* Job *
Restate all the material verbatim, except for the pictures.
%%
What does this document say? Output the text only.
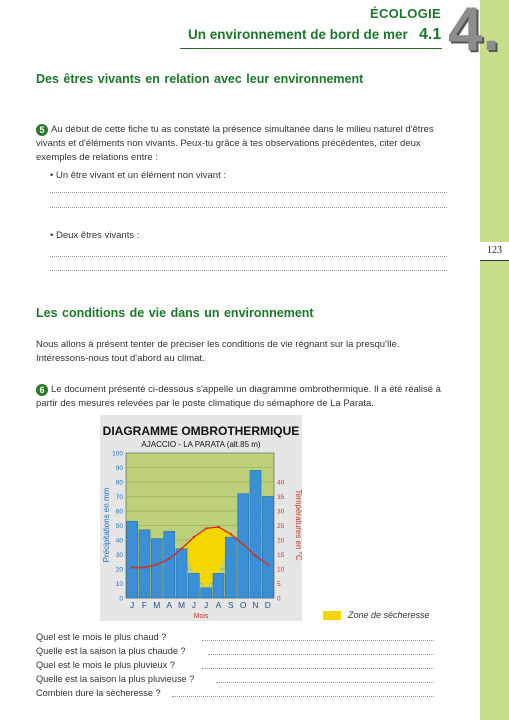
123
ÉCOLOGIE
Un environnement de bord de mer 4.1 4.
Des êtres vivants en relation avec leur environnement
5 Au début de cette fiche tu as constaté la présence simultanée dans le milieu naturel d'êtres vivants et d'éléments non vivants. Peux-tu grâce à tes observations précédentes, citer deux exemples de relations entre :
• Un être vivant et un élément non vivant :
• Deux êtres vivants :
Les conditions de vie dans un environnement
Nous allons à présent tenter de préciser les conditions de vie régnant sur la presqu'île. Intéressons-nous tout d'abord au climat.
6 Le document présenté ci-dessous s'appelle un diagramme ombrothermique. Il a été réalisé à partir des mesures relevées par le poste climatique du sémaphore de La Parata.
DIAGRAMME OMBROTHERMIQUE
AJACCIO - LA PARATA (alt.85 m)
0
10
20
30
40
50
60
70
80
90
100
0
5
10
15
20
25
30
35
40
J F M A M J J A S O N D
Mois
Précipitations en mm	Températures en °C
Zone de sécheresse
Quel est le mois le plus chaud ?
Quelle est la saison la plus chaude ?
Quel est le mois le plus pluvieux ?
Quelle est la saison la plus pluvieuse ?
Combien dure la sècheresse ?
%%
* Solution to this problem *
What does this document say? Output the text only.
123
ÉCOLOGIE
Un environnement de bord de mer 4.1 4.
Des êtres vivants en relation avec leur environnement
5 Au début de cette fiche tu as constaté la présence simultanée dans le milieu naturel d'êtres vivants et d'éléments non vivants. Peux-tu grâce à tes observations précédentes, citer deux exemples de relations entre :
• Un être vivant et un élément non vivant :
• Deux êtres vivants :
Les conditions de vie dans un environnement
Nous allons à présent tenter de préciser les conditions de vie régnant sur la presqu'île. Intéressons-nous tout d'abord au climat.
6 Le document présenté ci-dessous s'appelle un diagramme ombrothermique. Il a été réalisé à partir des mesures relevées par le poste climatique du sémaphore de La Parata.
DIAGRAMME OMBROTHERMIQUE
AJACCIO - LA PARATA (alt.85 m)
0
10
20
30
40
50
60
70
80
90
100
0
5
10
15
20
25
30
35
40
J F M A M J J A S O N D
Mois
Précipitations en mm	Températures en °C
Zone de sécheresse
Quel est le mois le plus chaud ?
Quelle est la saison la plus chaude ?
Quel est le mois le plus pluvieux ?
Quelle est la saison la plus pluvieuse ?
Combien dure la sècheresse ?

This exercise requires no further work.